* **Exercise aim**: Type out the complete listing below word for word, without its pictures.

* **The data**:
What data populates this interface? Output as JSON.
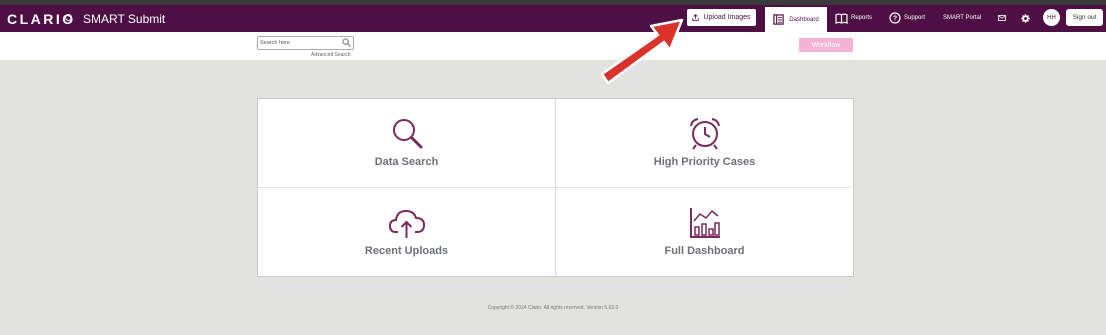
{
  "brand": {
    "logo_text": "CLARIO",
    "app_name": "SMART Submit"
  },
  "nav": {
    "upload_label": "Upload Images",
    "dashboard_label": "Dashboard",
    "reports_label": "Reports",
    "support_label": "Support",
    "portal_label": "SMART Portal",
    "avatar_initials": "HH",
    "signout_label": "Sign out"
  },
  "search": {
    "placeholder": "Search here",
    "advanced_label": "Advanced Search"
  },
  "workflow_label": "Workflow",
  "tiles": [
    {
      "label": "Data Search",
      "icon": "magnifier-icon"
    },
    {
      "label": "High Priority Cases",
      "icon": "alarm-clock-icon"
    },
    {
      "label": "Recent Uploads",
      "icon": "cloud-upload-icon"
    },
    {
      "label": "Full Dashboard",
      "icon": "bar-chart-icon"
    }
  ],
  "footer": "Copyright © 2024 Clario. All rights reserved. Version 5.63.0",
  "colors": {
    "brand": "#4e0f44",
    "icon": "#7a2a5c",
    "workflow": "#f4b3d2",
    "arrow": "#d9332a"
  }
}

* **Result for this exercise**:
What data populates this interface? Output as JSON.
{
  "brand": {
    "logo_text": "CLARIO",
    "app_name": "SMART Submit"
  },
  "nav": {
    "upload_label": "Upload Images",
    "dashboard_label": "Dashboard",
    "reports_label": "Reports",
    "support_label": "Support",
    "portal_label": "SMART Portal",
    "avatar_initials": "HH",
    "signout_label": "Sign out"
  },
  "search": {
    "placeholder": "Search here",
    "advanced_label": "Advanced Search"
  },
  "workflow_label": "Workflow",
  "tiles": [
    {
      "label": "Data Search",
      "icon": "magnifier-icon"
    },
    {
      "label": "High Priority Cases",
      "icon": "alarm-clock-icon"
    },
    {
      "label": "Recent Uploads",
      "icon": "cloud-upload-icon"
    },
    {
      "label": "Full Dashboard",
      "icon": "bar-chart-icon"
    }
  ],
  "footer": "Copyright © 2024 Clario. All rights reserved. Version 5.63.0",
  "colors": {
    "brand": "#4e0f44",
    "icon": "#7a2a5c",
    "workflow": "#f4b3d2",
    "arrow": "#d9332a"
  }
}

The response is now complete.